++++ Supplied records

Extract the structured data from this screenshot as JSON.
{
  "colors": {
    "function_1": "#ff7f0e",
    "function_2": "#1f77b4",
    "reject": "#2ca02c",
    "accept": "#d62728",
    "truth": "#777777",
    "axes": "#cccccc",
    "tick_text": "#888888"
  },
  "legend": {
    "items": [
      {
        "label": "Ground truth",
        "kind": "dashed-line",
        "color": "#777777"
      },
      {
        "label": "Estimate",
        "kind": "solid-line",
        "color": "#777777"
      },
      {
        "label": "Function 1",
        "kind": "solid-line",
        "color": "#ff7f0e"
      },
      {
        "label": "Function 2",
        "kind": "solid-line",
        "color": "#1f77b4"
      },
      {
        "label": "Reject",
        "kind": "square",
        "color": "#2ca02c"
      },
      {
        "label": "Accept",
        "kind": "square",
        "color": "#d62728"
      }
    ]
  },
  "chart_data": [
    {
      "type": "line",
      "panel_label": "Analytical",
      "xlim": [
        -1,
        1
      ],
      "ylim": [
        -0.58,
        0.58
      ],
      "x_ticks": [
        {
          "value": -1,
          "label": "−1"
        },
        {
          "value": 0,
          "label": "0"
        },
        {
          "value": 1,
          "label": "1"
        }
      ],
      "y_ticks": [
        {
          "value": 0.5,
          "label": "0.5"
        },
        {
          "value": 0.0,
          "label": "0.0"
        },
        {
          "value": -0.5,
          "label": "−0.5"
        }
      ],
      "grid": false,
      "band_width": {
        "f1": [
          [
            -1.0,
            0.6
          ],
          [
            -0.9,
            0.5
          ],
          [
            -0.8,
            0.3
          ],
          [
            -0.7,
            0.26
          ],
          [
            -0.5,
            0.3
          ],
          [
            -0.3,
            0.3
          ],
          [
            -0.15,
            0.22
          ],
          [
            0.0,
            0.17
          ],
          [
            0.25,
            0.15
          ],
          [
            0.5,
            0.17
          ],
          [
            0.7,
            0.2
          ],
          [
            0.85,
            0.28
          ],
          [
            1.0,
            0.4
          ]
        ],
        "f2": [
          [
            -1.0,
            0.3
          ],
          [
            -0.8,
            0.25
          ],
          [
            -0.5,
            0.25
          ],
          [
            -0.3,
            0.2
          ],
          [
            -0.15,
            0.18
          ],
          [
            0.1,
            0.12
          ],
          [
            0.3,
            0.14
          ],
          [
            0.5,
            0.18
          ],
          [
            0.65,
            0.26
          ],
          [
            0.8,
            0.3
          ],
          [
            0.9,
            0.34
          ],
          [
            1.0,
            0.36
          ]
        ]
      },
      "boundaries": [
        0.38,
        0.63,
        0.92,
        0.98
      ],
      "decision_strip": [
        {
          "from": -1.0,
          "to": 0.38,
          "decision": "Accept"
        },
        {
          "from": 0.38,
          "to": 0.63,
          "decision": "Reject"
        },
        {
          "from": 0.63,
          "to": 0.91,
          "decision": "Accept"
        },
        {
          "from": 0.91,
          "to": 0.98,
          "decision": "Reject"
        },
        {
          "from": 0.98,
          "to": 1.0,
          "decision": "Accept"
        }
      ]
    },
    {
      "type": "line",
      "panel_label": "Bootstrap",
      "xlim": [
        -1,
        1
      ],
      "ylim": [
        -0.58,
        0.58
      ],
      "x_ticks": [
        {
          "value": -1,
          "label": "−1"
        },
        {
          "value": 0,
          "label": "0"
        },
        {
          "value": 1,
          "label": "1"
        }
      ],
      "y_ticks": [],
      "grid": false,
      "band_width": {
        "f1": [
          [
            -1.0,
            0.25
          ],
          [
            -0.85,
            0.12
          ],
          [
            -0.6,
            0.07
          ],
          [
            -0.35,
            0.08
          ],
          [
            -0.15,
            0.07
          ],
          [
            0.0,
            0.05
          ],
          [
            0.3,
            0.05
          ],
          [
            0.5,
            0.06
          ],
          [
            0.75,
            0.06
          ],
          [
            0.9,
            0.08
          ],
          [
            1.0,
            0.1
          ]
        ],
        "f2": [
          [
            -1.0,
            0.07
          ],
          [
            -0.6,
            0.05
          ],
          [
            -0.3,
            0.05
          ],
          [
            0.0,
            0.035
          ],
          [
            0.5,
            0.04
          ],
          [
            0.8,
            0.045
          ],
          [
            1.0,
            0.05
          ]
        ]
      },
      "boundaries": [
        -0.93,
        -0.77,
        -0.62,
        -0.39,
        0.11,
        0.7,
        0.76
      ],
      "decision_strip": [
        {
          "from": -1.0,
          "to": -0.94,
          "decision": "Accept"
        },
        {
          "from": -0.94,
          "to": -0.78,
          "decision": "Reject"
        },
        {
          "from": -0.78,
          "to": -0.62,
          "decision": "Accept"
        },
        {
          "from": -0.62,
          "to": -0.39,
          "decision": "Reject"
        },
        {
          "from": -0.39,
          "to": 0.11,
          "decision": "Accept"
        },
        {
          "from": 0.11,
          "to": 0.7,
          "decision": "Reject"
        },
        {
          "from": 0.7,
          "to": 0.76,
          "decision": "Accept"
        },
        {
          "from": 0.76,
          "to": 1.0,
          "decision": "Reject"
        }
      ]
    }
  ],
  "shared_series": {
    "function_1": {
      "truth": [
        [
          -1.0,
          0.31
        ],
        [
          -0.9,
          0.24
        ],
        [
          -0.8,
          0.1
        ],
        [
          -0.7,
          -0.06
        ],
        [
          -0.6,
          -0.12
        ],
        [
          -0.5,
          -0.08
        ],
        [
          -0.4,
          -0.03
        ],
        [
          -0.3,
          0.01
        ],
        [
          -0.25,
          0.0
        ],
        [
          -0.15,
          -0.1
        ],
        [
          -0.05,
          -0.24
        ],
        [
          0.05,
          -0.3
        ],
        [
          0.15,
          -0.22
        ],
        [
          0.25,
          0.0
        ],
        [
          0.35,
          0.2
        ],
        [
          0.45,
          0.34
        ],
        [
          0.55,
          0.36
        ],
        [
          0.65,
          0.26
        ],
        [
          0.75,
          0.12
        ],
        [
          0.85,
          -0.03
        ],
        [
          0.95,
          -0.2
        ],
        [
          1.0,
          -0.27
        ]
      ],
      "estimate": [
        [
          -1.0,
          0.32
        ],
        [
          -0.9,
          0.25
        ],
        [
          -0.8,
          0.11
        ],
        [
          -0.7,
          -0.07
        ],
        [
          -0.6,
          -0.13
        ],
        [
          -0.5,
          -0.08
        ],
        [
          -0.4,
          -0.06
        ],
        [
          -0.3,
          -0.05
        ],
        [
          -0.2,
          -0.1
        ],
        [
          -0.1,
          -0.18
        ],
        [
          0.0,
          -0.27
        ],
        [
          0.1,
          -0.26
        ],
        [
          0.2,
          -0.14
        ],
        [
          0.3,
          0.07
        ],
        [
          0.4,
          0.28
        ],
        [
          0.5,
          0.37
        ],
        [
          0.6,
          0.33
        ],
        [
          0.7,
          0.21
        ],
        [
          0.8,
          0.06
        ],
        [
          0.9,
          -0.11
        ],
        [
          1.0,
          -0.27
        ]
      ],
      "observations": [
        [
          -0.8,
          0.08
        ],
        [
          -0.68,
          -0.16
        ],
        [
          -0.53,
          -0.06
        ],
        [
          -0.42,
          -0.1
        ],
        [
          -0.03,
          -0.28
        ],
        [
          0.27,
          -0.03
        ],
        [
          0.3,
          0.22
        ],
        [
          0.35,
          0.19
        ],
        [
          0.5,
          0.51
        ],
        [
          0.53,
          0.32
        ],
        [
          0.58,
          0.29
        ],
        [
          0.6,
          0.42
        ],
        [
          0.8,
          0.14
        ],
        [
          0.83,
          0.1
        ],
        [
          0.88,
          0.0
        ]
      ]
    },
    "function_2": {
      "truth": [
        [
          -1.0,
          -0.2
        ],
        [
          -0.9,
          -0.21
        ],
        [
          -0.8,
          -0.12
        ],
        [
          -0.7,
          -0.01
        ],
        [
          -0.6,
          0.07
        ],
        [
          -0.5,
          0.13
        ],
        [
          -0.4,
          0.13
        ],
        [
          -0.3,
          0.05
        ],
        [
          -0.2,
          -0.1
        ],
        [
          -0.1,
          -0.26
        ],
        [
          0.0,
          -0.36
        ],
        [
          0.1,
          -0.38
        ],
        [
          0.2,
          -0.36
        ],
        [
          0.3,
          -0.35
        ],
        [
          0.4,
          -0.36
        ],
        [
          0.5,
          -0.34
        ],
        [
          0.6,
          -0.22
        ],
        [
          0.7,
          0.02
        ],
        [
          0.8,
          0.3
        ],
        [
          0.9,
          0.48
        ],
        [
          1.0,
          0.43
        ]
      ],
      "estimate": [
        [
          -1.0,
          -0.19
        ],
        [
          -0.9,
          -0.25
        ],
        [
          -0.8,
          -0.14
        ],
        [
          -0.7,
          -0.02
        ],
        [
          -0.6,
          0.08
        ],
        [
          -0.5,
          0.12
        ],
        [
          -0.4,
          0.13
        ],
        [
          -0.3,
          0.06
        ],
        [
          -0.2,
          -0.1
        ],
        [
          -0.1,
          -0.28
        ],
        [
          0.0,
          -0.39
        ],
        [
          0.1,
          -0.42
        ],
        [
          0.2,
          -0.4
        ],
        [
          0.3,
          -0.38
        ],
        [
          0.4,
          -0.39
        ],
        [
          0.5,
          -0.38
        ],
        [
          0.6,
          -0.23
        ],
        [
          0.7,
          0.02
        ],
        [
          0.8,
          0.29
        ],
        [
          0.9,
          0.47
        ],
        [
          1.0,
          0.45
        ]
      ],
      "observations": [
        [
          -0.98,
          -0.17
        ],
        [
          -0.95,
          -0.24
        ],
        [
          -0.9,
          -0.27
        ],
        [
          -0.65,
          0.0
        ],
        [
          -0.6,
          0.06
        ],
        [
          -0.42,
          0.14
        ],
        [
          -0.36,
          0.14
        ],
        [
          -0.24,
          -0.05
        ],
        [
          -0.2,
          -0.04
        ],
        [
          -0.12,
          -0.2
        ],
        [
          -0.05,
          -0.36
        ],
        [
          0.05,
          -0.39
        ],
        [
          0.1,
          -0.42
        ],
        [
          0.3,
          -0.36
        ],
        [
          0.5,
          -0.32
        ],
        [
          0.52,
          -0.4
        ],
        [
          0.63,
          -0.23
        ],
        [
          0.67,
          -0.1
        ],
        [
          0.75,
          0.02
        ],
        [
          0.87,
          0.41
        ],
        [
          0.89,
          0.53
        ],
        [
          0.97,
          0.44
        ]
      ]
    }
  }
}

++++++++

§ What the task requires: Using the entries above, find all lines with "truth". Copy them.

§ Task solution:
    "truth": "#777777",
        "label": "Ground truth",
      "truth": [
      "truth": [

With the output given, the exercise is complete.